*WHAT THE EXERCISE ASKS*:
Transcribe everything in the data word for word. Pictures are left out.

— start of PROVIDED DATA —

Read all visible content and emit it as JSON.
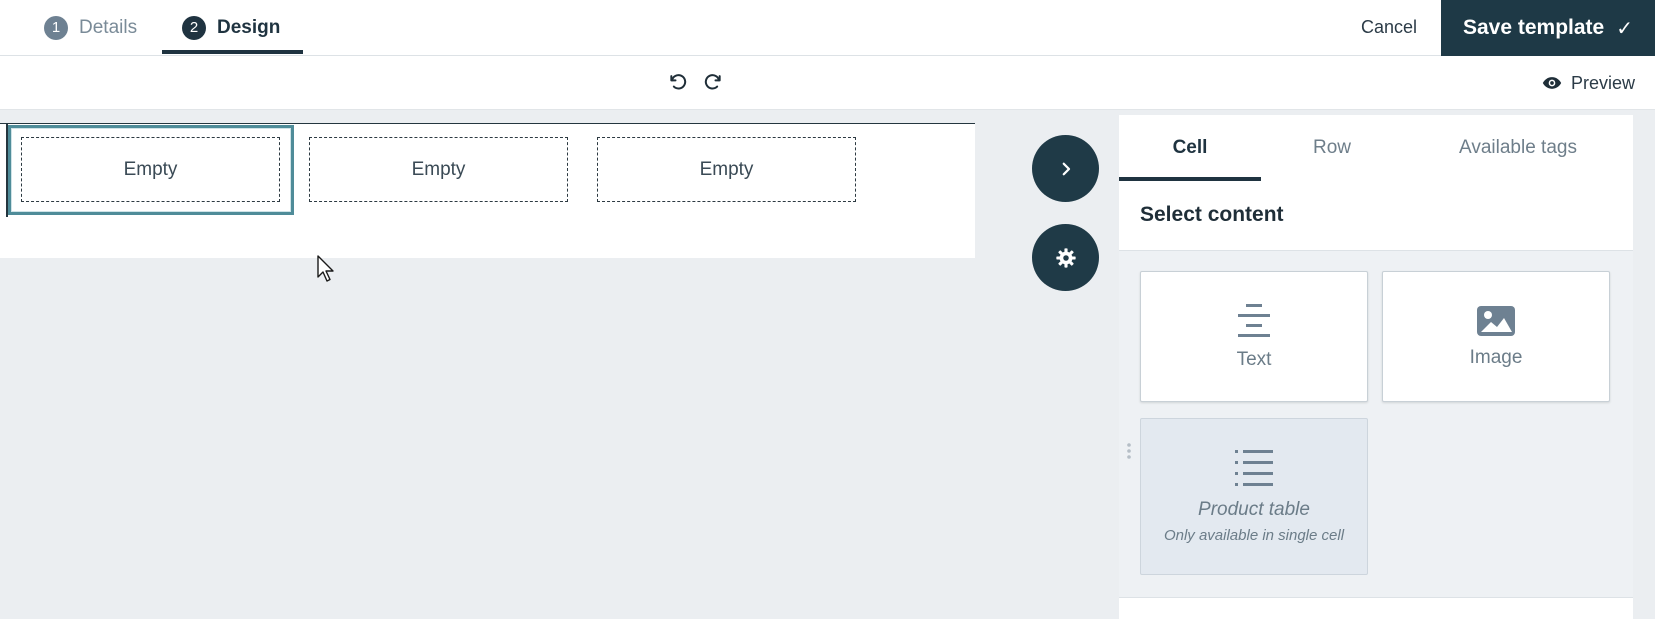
{
  "header": {
    "steps": [
      {
        "number": "1",
        "label": "Details"
      },
      {
        "number": "2",
        "label": "Design"
      }
    ],
    "cancel_label": "Cancel",
    "save_label": "Save template"
  },
  "toolbar": {
    "undo_icon": "undo-icon",
    "redo_icon": "redo-icon",
    "preview_label": "Preview"
  },
  "canvas": {
    "cells": [
      {
        "label": "Empty",
        "selected": true
      },
      {
        "label": "Empty",
        "selected": false
      },
      {
        "label": "Empty",
        "selected": false
      }
    ]
  },
  "panel": {
    "tabs": [
      {
        "label": "Cell",
        "active": true
      },
      {
        "label": "Row",
        "active": false
      },
      {
        "label": "Available tags",
        "active": false
      }
    ],
    "heading": "Select content",
    "tiles": [
      {
        "label": "Text",
        "icon": "align-center-icon"
      },
      {
        "label": "Image",
        "icon": "image-icon"
      },
      {
        "label": "Product table",
        "sub": "Only available in single cell",
        "icon": "list-icon",
        "disabled": true
      }
    ]
  },
  "colors": {
    "primary": "#1e3946",
    "selected_border": "#4f8c99",
    "canvas_bg": "#ebeef1",
    "muted_text": "#6b7c88"
  }
}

— end of PROVIDED DATA —

*TASK ANSWER*:
Read all visible content and emit it as JSON.
{
  "header": {
    "steps": [
      {
        "number": "1",
        "label": "Details"
      },
      {
        "number": "2",
        "label": "Design"
      }
    ],
    "cancel_label": "Cancel",
    "save_label": "Save template"
  },
  "toolbar": {
    "undo_icon": "undo-icon",
    "redo_icon": "redo-icon",
    "preview_label": "Preview"
  },
  "canvas": {
    "cells": [
      {
        "label": "Empty",
        "selected": true
      },
      {
        "label": "Empty",
        "selected": false
      },
      {
        "label": "Empty",
        "selected": false
      }
    ]
  },
  "panel": {
    "tabs": [
      {
        "label": "Cell",
        "active": true
      },
      {
        "label": "Row",
        "active": false
      },
      {
        "label": "Available tags",
        "active": false
      }
    ],
    "heading": "Select content",
    "tiles": [
      {
        "label": "Text",
        "icon": "align-center-icon"
      },
      {
        "label": "Image",
        "icon": "image-icon"
      },
      {
        "label": "Product table",
        "sub": "Only available in single cell",
        "icon": "list-icon",
        "disabled": true
      }
    ]
  },
  "colors": {
    "primary": "#1e3946",
    "selected_border": "#4f8c99",
    "canvas_bg": "#ebeef1",
    "muted_text": "#6b7c88"
  }
}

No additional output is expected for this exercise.